-- Information supplied --

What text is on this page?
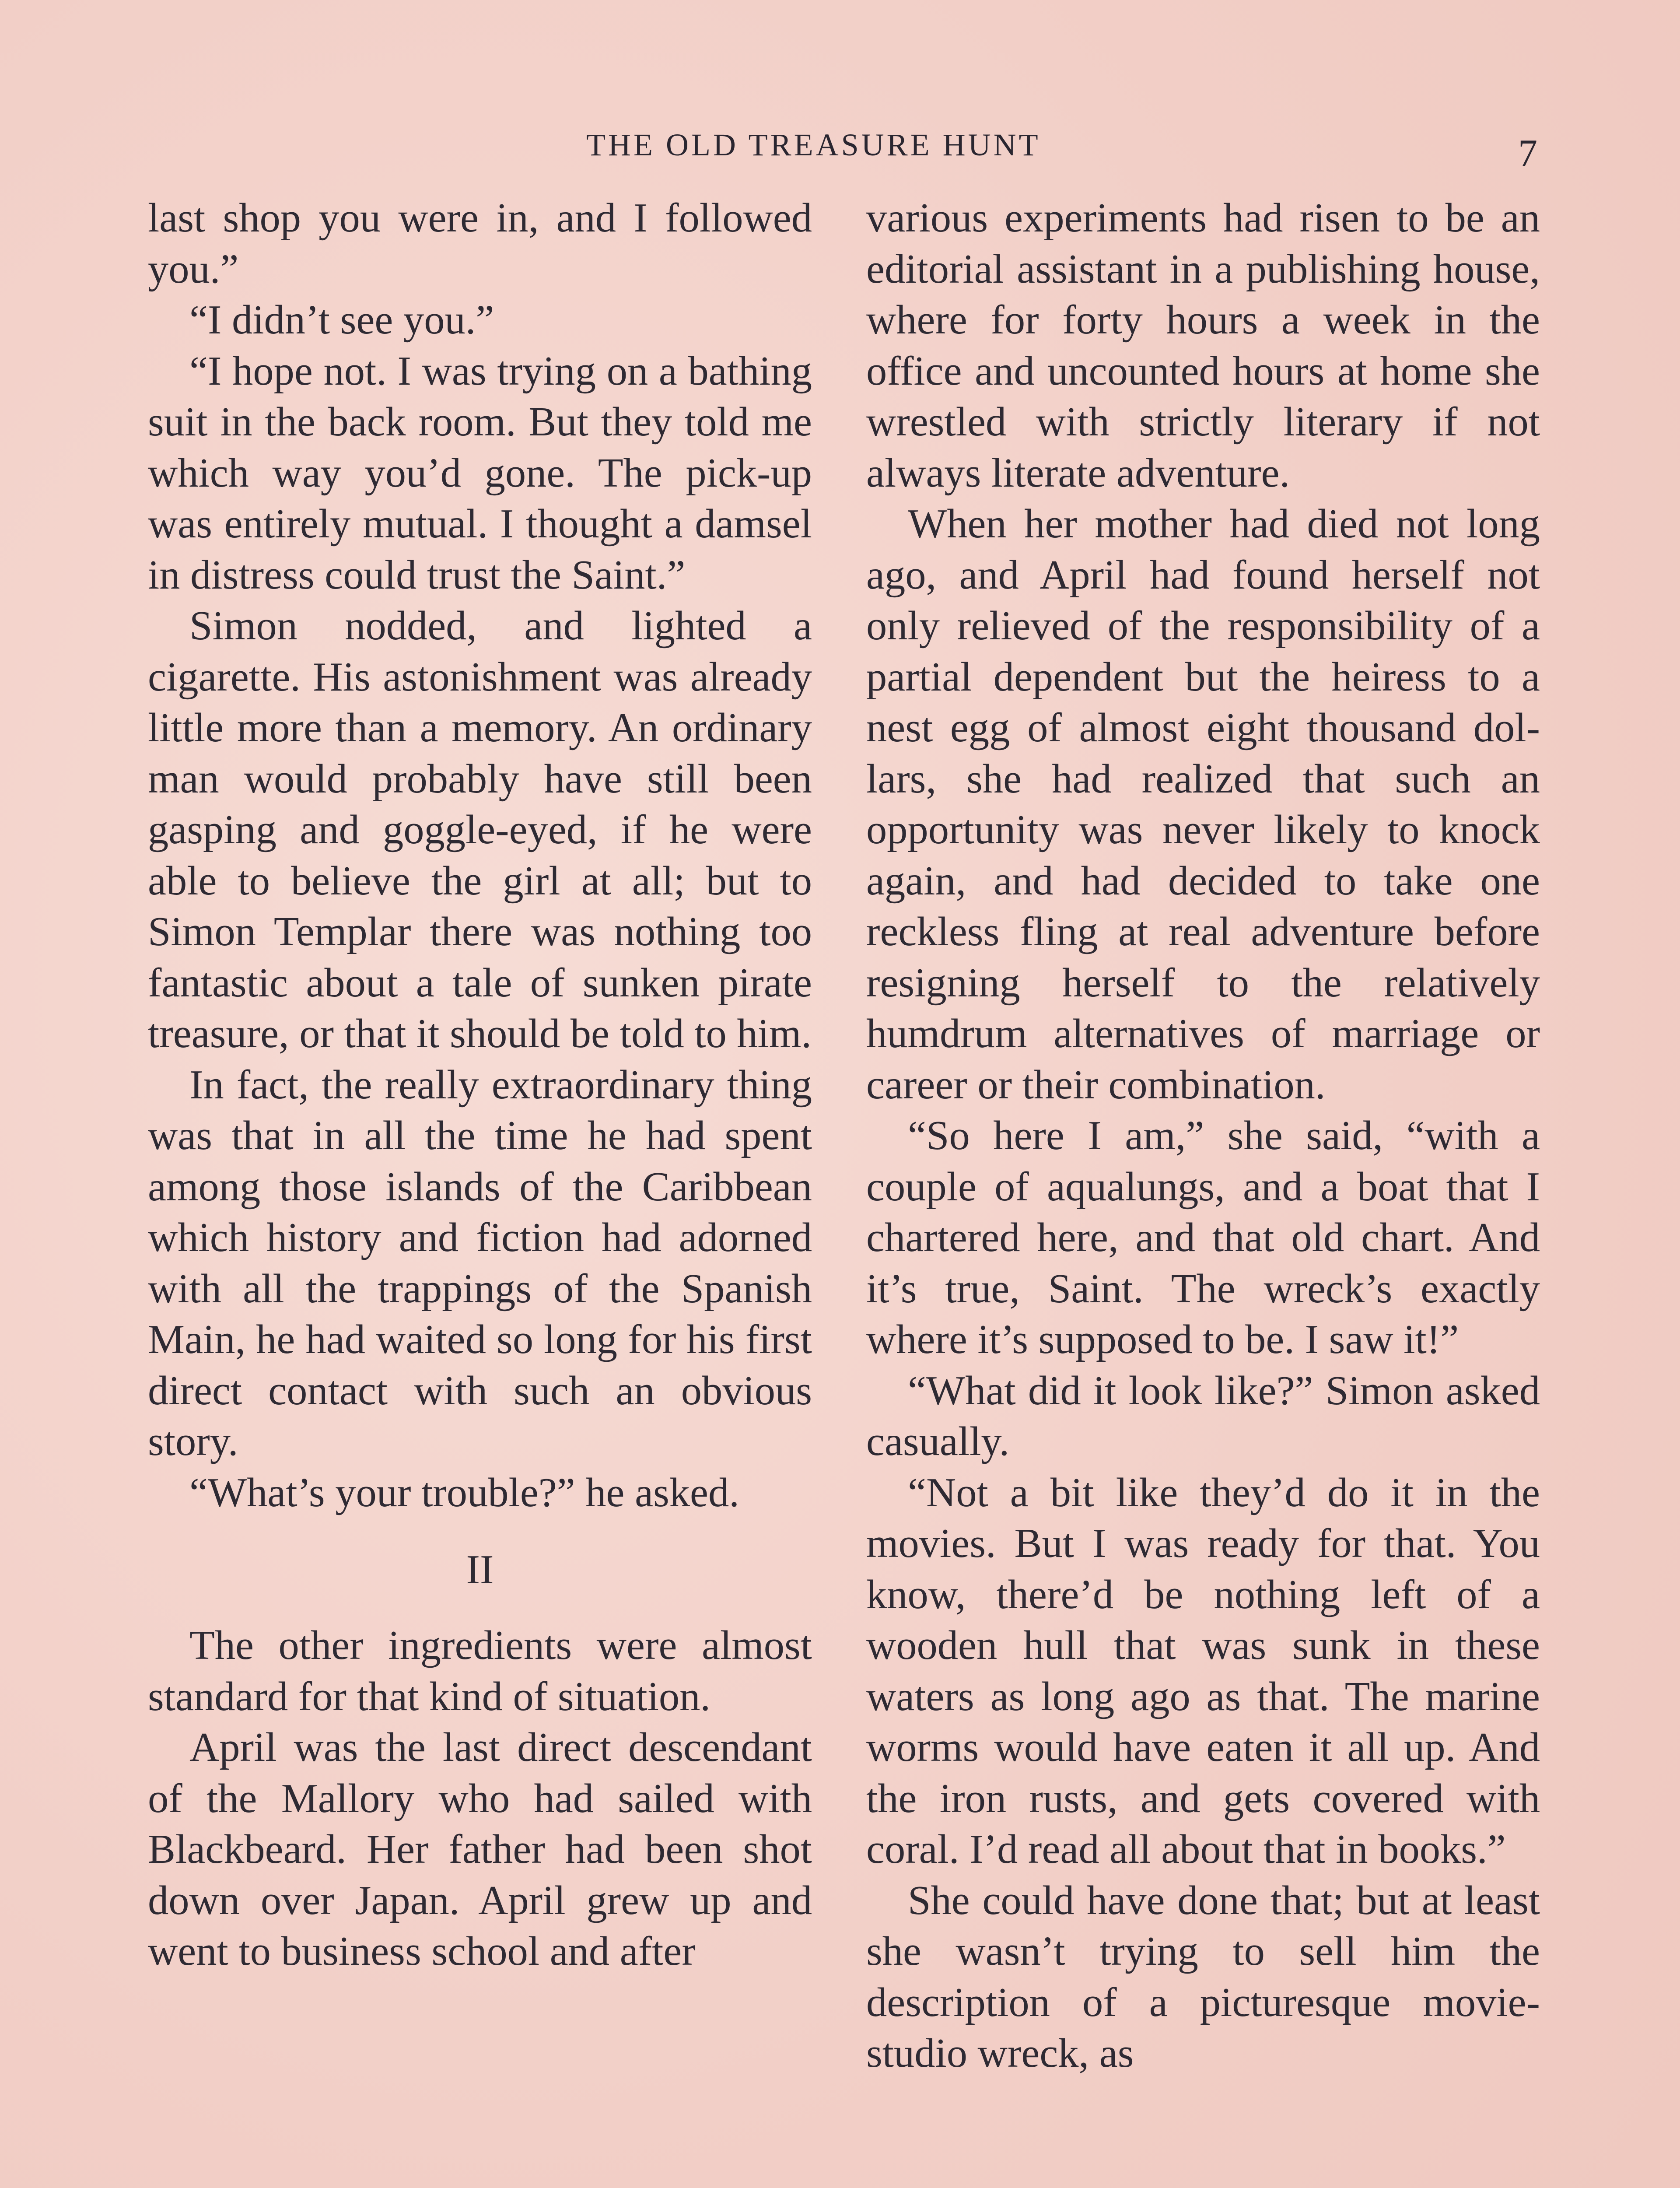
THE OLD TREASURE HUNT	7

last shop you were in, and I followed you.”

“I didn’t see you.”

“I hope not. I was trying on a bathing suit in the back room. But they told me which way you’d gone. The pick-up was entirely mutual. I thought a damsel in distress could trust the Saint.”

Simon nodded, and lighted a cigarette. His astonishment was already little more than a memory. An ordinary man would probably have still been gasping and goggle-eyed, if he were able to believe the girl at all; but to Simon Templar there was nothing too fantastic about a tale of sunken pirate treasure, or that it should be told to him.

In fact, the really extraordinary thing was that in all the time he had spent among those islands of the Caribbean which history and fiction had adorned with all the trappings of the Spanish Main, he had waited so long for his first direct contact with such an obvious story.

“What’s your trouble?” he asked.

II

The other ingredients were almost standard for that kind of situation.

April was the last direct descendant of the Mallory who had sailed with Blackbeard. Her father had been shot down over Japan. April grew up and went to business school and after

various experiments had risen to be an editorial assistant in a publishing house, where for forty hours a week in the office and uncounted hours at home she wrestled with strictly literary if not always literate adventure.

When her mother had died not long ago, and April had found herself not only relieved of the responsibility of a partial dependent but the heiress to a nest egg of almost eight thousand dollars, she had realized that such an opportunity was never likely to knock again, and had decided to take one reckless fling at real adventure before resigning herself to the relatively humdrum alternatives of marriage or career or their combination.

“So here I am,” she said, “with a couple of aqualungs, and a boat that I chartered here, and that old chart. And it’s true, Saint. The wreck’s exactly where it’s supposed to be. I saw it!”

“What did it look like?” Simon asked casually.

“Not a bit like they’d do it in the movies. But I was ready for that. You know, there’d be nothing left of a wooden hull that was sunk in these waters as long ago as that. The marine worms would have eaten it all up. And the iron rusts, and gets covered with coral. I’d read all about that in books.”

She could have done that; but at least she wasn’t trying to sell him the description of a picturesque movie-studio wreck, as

-- Direction --
Go through the material line by line. Show each line that contains the string "Simon".

-- Full output --
Simon nodded, and lighted a cigarette. His astonishment was already little more than a memory. An ordinary man would probably have still been gasping and goggle-eyed, if he were able to believe the girl at all; but to Simon Templar there was nothing too fantastic about a tale of sunken pirate treasure, or that it should be told to him.
“What did it look like?” Simon asked casually.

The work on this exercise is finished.